* [GOAL] Print the data that follows exactly.

━━ TASK MATERIAL

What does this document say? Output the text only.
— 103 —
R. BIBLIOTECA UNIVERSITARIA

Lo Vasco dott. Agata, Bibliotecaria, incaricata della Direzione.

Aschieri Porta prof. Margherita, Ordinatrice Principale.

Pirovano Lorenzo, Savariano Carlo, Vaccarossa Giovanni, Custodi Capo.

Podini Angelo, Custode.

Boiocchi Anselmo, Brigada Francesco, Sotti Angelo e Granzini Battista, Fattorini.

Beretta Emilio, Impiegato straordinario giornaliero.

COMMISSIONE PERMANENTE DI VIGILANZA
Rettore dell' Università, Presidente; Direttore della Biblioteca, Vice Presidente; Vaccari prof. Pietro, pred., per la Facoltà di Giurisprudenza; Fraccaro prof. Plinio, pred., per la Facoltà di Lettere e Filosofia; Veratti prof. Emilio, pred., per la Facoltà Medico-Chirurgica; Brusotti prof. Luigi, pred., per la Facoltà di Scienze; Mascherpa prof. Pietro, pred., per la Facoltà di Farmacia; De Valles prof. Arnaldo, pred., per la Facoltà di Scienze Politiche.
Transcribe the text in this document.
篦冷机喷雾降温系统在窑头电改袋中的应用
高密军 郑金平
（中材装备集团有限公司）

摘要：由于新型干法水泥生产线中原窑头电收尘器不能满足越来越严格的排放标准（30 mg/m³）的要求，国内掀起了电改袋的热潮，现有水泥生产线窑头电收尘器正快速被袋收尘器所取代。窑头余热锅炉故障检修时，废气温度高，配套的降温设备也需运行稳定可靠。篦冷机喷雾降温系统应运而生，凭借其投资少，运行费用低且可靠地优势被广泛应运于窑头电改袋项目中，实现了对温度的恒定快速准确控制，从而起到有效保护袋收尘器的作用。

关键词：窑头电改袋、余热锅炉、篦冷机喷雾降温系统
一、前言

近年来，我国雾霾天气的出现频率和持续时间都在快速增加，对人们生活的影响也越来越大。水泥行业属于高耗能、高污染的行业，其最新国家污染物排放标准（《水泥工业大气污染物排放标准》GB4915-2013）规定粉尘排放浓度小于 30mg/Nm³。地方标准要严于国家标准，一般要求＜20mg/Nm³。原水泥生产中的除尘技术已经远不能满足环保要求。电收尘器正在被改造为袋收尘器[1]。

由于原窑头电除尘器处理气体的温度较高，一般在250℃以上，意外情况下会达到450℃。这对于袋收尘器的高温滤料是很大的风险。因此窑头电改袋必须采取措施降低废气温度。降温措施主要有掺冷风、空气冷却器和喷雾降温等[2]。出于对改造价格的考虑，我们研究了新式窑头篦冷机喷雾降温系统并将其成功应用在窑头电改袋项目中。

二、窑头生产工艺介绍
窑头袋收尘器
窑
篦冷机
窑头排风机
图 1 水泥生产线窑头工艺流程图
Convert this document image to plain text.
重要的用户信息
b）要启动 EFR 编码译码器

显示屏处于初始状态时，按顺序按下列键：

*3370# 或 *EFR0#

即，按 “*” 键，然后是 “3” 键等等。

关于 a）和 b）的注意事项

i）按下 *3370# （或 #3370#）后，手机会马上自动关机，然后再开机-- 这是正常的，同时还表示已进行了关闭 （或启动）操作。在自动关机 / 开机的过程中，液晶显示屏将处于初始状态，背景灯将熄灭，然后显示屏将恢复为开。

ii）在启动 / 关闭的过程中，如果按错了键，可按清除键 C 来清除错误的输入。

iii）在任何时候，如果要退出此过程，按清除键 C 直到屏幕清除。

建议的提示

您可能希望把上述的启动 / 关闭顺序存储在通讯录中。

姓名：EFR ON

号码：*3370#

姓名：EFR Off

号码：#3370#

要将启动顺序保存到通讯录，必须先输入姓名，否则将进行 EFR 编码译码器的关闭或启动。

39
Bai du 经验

━━━━

* [SOLVED PROBLEM]
What does this document say? Output the text only.
— 103 —
R. BIBLIOTECA UNIVERSITARIA

Lo Vasco dott. Agata, Bibliotecaria, incaricata della Direzione.

Aschieri Porta prof. Margherita, Ordinatrice Principale.

Pirovano Lorenzo, Savariano Carlo, Vaccarossa Giovanni, Custodi Capo.

Podini Angelo, Custode.

Boiocchi Anselmo, Brigada Francesco, Sotti Angelo e Granzini Battista, Fattorini.

Beretta Emilio, Impiegato straordinario giornaliero.

COMMISSIONE PERMANENTE DI VIGILANZA
Rettore dell' Università, Presidente; Direttore della Biblioteca, Vice Presidente; Vaccari prof. Pietro, pred., per la Facoltà di Giurisprudenza; Fraccaro prof. Plinio, pred., per la Facoltà di Lettere e Filosofia; Veratti prof. Emilio, pred., per la Facoltà Medico-Chirurgica; Brusotti prof. Luigi, pred., per la Facoltà di Scienze; Mascherpa prof. Pietro, pred., per la Facoltà di Farmacia; De Valles prof. Arnaldo, pred., per la Facoltà di Scienze Politiche.
Transcribe the text in this document.
篦冷机喷雾降温系统在窑头电改袋中的应用
高密军 郑金平
（中材装备集团有限公司）

摘要：由于新型干法水泥生产线中原窑头电收尘器不能满足越来越严格的排放标准（30 mg/m³）的要求，国内掀起了电改袋的热潮，现有水泥生产线窑头电收尘器正快速被袋收尘器所取代。窑头余热锅炉故障检修时，废气温度高，配套的降温设备也需运行稳定可靠。篦冷机喷雾降温系统应运而生，凭借其投资少，运行费用低且可靠地优势被广泛应运于窑头电改袋项目中，实现了对温度的恒定快速准确控制，从而起到有效保护袋收尘器的作用。

关键词：窑头电改袋、余热锅炉、篦冷机喷雾降温系统
一、前言

近年来，我国雾霾天气的出现频率和持续时间都在快速增加，对人们生活的影响也越来越大。水泥行业属于高耗能、高污染的行业，其最新国家污染物排放标准（《水泥工业大气污染物排放标准》GB4915-2013）规定粉尘排放浓度小于 30mg/Nm³。地方标准要严于国家标准，一般要求＜20mg/Nm³。原水泥生产中的除尘技术已经远不能满足环保要求。电收尘器正在被改造为袋收尘器[1]。

由于原窑头电除尘器处理气体的温度较高，一般在250℃以上，意外情况下会达到450℃。这对于袋收尘器的高温滤料是很大的风险。因此窑头电改袋必须采取措施降低废气温度。降温措施主要有掺冷风、空气冷却器和喷雾降温等[2]。出于对改造价格的考虑，我们研究了新式窑头篦冷机喷雾降温系统并将其成功应用在窑头电改袋项目中。

二、窑头生产工艺介绍
窑头袋收尘器
窑
篦冷机
窑头排风机
图 1 水泥生产线窑头工艺流程图
Convert this document image to plain text.
重要的用户信息
b）要启动 EFR 编码译码器

显示屏处于初始状态时，按顺序按下列键：

*3370# 或 *EFR0#

即，按 “*” 键，然后是 “3” 键等等。

关于 a）和 b）的注意事项

i）按下 *3370# （或 #3370#）后，手机会马上自动关机，然后再开机-- 这是正常的，同时还表示已进行了关闭 （或启动）操作。在自动关机 / 开机的过程中，液晶显示屏将处于初始状态，背景灯将熄灭，然后显示屏将恢复为开。

ii）在启动 / 关闭的过程中，如果按错了键，可按清除键 C 来清除错误的输入。

iii）在任何时候，如果要退出此过程，按清除键 C 直到屏幕清除。

建议的提示

您可能希望把上述的启动 / 关闭顺序存储在通讯录中。

姓名：EFR ON

号码：*3370#

姓名：EFR Off

号码：#3370#

要将启动顺序保存到通讯录，必须先输入姓名，否则将进行 EFR 编码译码器的关闭或启动。

39
Bai du 经验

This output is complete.